(Requirements): In the records below, work out how many lines hold the word "dijo". Report the number alone.

(Record extracts):
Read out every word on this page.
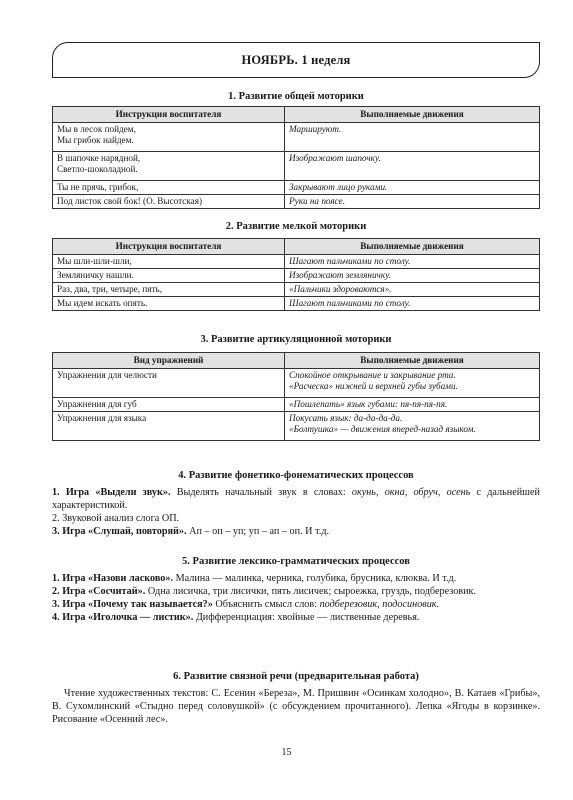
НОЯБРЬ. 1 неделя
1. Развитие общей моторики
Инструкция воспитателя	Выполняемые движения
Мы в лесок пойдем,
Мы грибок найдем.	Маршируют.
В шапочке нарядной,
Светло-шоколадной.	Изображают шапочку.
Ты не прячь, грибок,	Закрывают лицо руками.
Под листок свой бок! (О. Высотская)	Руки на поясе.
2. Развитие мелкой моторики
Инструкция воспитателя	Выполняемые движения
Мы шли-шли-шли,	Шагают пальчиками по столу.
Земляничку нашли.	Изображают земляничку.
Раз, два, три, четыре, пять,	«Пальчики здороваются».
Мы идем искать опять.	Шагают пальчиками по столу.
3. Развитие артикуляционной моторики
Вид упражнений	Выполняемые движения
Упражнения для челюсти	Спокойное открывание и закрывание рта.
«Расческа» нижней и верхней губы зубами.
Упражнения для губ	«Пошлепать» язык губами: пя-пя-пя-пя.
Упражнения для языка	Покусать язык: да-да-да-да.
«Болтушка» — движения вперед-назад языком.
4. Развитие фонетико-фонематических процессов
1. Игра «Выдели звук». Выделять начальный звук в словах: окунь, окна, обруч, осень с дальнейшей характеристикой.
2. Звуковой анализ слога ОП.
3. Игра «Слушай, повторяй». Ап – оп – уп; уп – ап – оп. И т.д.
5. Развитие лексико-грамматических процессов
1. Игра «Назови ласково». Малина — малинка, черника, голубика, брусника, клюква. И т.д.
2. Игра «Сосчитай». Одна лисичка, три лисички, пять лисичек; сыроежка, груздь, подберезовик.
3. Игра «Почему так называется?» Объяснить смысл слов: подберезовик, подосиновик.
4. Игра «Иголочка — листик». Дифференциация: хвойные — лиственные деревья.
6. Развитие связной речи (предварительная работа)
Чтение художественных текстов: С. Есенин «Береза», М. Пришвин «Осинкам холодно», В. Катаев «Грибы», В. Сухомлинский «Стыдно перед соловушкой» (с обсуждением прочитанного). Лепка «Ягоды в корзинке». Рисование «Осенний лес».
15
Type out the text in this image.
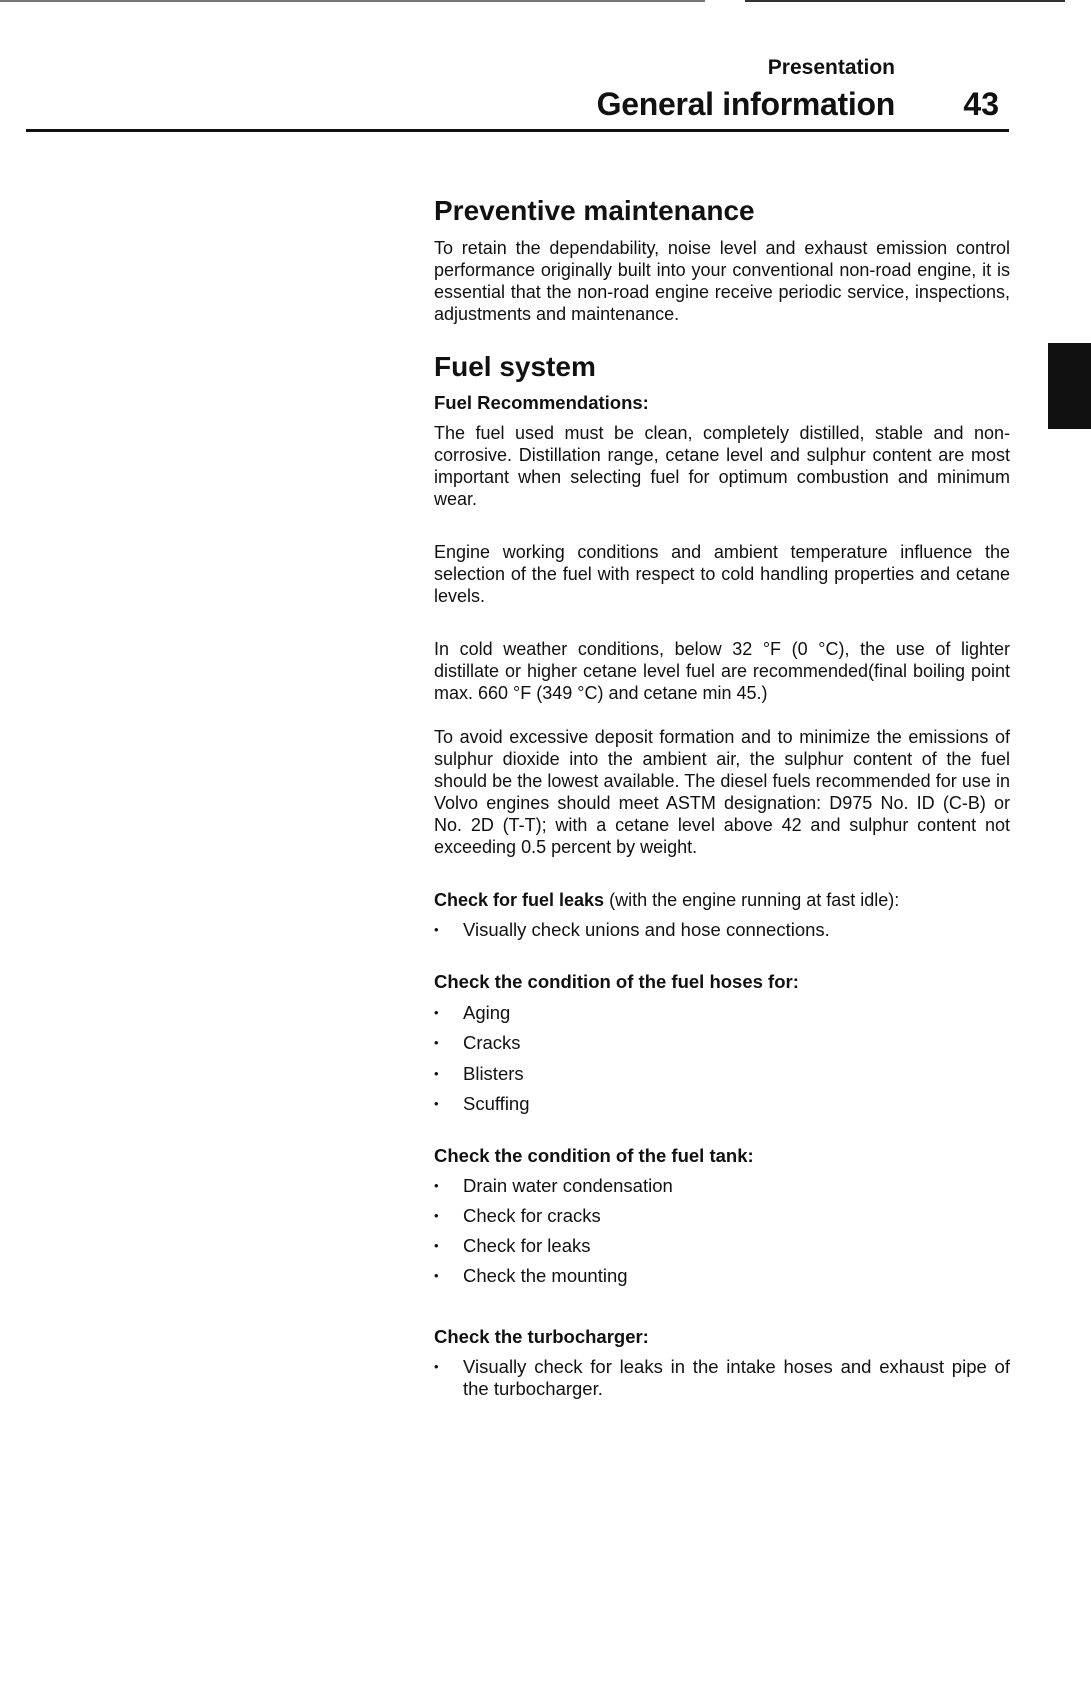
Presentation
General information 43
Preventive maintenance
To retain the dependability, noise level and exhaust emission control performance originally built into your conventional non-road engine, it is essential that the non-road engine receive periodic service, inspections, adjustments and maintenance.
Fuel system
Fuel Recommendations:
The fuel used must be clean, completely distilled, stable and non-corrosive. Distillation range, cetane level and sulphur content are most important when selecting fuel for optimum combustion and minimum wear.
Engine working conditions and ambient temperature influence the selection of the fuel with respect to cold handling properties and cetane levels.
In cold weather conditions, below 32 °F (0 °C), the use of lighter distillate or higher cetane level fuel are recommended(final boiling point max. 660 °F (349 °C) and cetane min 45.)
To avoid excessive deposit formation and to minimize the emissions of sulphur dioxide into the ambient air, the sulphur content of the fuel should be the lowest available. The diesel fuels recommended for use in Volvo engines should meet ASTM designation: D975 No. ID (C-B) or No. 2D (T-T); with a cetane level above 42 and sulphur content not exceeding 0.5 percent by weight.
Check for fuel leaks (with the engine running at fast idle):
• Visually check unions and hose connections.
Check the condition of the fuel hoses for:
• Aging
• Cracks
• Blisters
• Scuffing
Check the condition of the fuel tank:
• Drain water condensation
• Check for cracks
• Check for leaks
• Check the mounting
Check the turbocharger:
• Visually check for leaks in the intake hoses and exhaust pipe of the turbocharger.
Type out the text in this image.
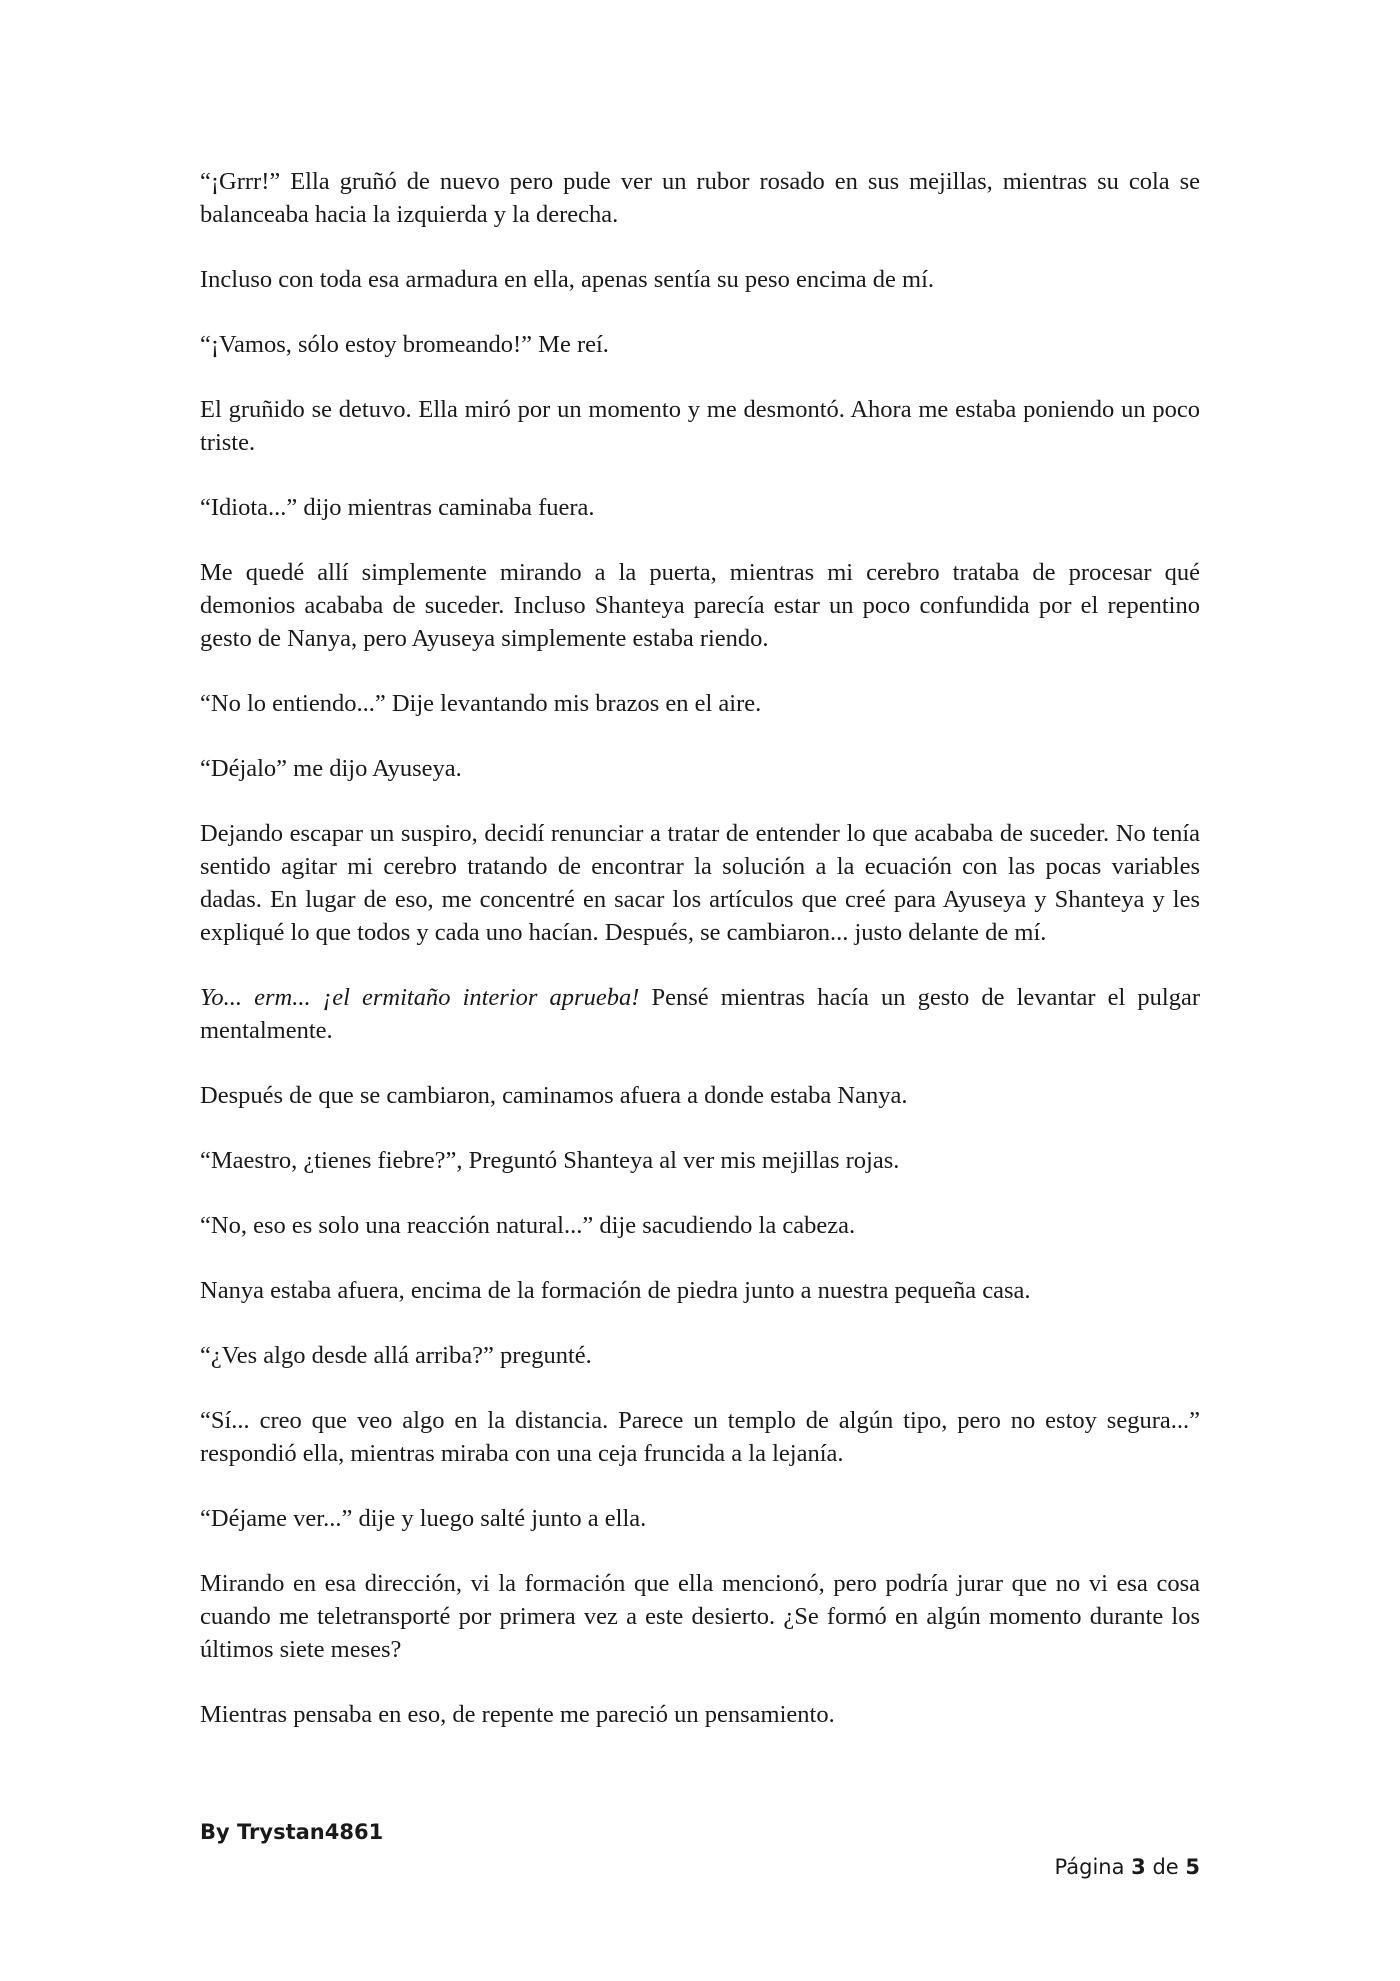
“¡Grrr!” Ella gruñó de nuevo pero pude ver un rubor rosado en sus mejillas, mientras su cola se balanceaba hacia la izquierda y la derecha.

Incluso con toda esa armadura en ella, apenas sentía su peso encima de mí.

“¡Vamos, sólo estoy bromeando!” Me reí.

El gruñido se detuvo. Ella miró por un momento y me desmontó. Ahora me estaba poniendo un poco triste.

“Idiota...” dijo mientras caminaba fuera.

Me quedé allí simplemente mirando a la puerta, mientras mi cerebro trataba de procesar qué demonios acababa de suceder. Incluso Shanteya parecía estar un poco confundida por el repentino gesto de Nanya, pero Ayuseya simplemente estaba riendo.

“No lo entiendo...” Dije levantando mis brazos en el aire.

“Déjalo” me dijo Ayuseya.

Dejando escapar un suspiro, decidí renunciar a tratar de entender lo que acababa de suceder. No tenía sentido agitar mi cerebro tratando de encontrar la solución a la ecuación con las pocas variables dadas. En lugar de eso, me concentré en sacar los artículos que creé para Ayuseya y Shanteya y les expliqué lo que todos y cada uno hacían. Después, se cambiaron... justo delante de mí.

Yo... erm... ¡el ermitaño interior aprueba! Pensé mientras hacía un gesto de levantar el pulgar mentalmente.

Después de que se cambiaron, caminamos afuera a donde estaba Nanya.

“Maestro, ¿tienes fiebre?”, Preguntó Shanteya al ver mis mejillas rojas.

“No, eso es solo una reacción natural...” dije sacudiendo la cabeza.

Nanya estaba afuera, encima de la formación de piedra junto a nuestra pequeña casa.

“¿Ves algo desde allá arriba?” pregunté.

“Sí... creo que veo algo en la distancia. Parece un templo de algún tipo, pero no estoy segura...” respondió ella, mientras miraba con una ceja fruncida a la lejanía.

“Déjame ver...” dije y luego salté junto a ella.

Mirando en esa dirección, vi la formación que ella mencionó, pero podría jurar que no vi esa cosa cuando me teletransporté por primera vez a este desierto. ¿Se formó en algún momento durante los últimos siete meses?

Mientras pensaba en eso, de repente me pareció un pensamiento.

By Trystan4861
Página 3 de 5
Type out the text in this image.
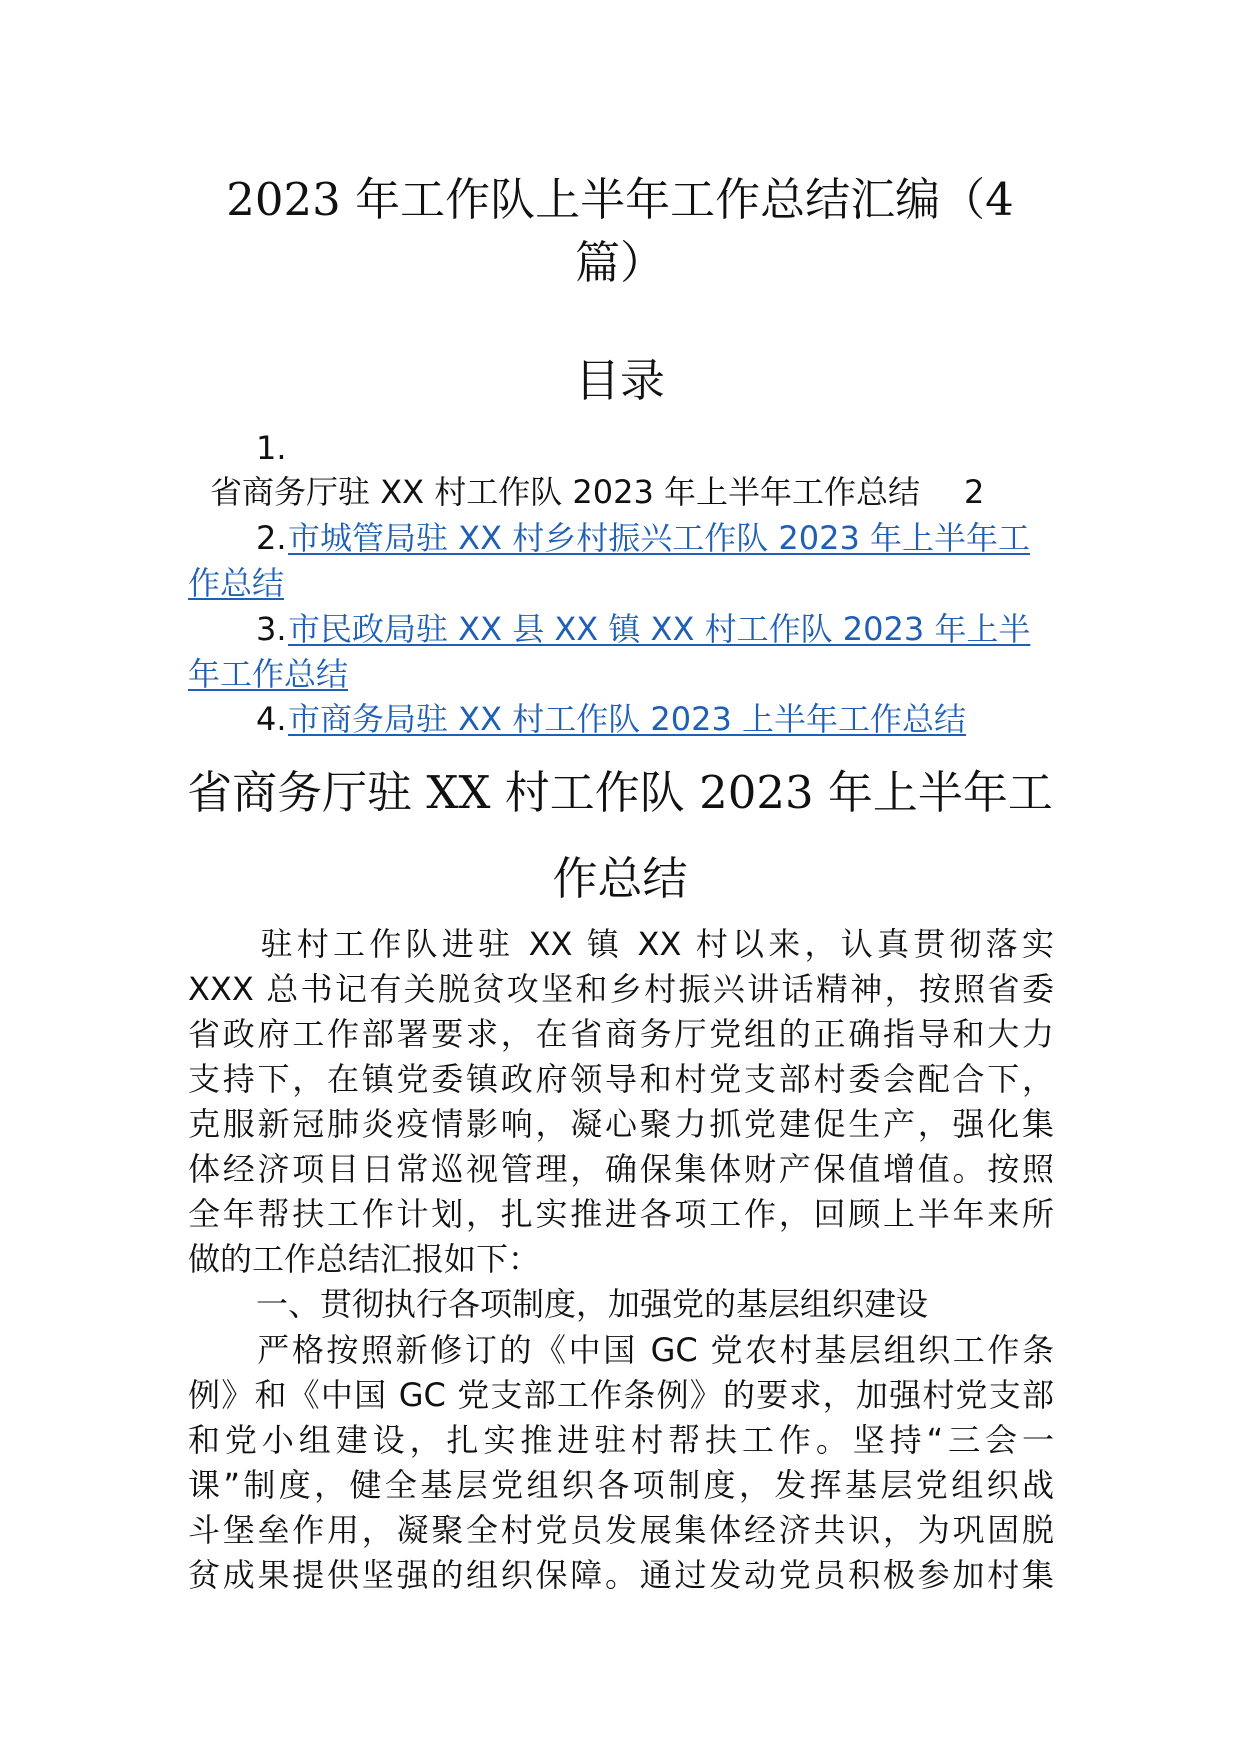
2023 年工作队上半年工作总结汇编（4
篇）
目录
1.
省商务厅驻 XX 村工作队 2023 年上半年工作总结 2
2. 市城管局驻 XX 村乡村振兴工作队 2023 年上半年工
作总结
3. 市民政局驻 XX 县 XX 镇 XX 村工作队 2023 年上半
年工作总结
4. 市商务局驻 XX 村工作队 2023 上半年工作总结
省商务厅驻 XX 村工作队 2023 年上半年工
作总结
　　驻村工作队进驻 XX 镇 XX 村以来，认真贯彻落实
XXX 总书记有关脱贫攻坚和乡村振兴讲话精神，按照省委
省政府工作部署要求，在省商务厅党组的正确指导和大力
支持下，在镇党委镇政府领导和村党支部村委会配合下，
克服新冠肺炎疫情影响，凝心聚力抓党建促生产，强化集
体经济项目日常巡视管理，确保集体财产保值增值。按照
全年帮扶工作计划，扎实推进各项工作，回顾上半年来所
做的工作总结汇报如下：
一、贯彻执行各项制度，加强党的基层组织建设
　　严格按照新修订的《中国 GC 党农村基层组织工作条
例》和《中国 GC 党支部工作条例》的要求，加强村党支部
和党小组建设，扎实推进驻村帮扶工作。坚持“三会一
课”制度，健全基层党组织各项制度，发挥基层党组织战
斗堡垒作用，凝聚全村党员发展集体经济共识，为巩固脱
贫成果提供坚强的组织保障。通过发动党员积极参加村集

(The response): 2